| Data shown |
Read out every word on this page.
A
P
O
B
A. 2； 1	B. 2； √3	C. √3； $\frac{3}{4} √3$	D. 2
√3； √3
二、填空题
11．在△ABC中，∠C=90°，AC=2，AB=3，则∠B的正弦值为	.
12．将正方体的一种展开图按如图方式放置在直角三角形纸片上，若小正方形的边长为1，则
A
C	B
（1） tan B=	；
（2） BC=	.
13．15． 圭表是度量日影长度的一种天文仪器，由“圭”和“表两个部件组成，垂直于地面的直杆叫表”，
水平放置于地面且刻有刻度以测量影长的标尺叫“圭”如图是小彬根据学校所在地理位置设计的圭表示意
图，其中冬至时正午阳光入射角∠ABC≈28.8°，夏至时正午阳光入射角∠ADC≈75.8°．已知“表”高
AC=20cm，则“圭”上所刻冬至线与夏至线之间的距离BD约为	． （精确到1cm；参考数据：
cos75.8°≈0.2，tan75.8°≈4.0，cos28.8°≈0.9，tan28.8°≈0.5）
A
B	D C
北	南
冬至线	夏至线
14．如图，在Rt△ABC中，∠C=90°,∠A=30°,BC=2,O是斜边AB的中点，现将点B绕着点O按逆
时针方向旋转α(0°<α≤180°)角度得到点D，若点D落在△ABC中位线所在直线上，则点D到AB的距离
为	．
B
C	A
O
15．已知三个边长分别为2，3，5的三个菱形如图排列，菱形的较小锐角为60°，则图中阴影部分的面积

| Task goal |
Repeat every entry word for word.

| Task result |
Read out every word on this page.
A
P
O
B
A. 2； 1	B. 2； √3	C. √3； $\frac{3}{4} √3$	D. 2
√3； √3
二、填空题
11．在△ABC中，∠C=90°，AC=2，AB=3，则∠B的正弦值为	.
12．将正方体的一种展开图按如图方式放置在直角三角形纸片上，若小正方形的边长为1，则
A
C	B
（1） tan B=	；
（2） BC=	.
13．15． 圭表是度量日影长度的一种天文仪器，由“圭”和“表两个部件组成，垂直于地面的直杆叫表”，
水平放置于地面且刻有刻度以测量影长的标尺叫“圭”如图是小彬根据学校所在地理位置设计的圭表示意
图，其中冬至时正午阳光入射角∠ABC≈28.8°，夏至时正午阳光入射角∠ADC≈75.8°．已知“表”高
AC=20cm，则“圭”上所刻冬至线与夏至线之间的距离BD约为	． （精确到1cm；参考数据：
cos75.8°≈0.2，tan75.8°≈4.0，cos28.8°≈0.9，tan28.8°≈0.5）
A
B	D C
北	南
冬至线	夏至线
14．如图，在Rt△ABC中，∠C=90°,∠A=30°,BC=2,O是斜边AB的中点，现将点B绕着点O按逆
时针方向旋转α(0°<α≤180°)角度得到点D，若点D落在△ABC中位线所在直线上，则点D到AB的距离
为	．
B
C	A
O
15．已知三个边长分别为2，3，5的三个菱形如图排列，菱形的较小锐角为60°，则图中阴影部分的面积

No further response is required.